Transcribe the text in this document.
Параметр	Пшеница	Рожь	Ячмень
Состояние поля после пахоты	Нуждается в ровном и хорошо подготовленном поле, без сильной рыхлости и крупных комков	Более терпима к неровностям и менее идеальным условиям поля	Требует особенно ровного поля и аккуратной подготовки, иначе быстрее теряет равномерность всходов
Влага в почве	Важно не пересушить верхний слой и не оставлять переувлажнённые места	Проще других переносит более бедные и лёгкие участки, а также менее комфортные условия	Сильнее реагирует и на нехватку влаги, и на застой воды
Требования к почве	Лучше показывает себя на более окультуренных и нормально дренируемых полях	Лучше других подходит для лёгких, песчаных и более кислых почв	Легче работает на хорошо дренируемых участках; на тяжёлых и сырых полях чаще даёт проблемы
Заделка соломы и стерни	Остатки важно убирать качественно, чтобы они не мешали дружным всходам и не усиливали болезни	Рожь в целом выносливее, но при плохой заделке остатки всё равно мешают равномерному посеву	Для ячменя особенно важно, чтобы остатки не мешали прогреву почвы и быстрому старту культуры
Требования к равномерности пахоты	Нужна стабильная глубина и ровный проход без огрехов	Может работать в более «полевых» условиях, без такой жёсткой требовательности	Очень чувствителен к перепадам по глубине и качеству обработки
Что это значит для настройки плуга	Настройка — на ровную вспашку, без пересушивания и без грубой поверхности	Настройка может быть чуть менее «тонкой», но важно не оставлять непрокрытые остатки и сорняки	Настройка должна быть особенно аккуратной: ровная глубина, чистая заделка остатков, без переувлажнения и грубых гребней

-.-.-

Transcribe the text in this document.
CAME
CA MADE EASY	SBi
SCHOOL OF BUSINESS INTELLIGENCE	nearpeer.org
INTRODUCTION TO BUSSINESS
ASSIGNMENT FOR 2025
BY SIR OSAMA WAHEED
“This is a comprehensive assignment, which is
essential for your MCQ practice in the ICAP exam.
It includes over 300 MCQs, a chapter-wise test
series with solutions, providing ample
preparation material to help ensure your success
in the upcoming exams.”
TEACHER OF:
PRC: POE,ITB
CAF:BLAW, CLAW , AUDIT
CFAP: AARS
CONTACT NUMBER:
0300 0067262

-.-.-

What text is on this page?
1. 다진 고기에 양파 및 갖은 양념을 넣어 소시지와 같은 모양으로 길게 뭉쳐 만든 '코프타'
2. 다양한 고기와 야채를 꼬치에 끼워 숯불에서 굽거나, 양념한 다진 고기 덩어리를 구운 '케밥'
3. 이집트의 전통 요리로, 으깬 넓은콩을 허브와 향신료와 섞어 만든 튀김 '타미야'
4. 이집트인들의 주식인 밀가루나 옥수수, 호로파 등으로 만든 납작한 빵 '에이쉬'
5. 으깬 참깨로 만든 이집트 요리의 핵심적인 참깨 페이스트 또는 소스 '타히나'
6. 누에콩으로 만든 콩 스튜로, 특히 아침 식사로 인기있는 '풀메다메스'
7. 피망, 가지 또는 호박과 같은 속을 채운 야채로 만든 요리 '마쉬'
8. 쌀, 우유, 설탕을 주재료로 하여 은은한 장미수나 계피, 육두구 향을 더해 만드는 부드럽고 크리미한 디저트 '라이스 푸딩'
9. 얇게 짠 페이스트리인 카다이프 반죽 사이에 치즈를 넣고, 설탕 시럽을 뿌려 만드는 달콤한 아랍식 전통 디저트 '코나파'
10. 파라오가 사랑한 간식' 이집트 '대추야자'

-.-.-

WHAT TO WORK ON.
Which lines hold the word "your"? Copy each of them from the records.

WORKED ANSWER.
essential for your MCQ practice in the ICAP exam.
preparation material to help ensure your success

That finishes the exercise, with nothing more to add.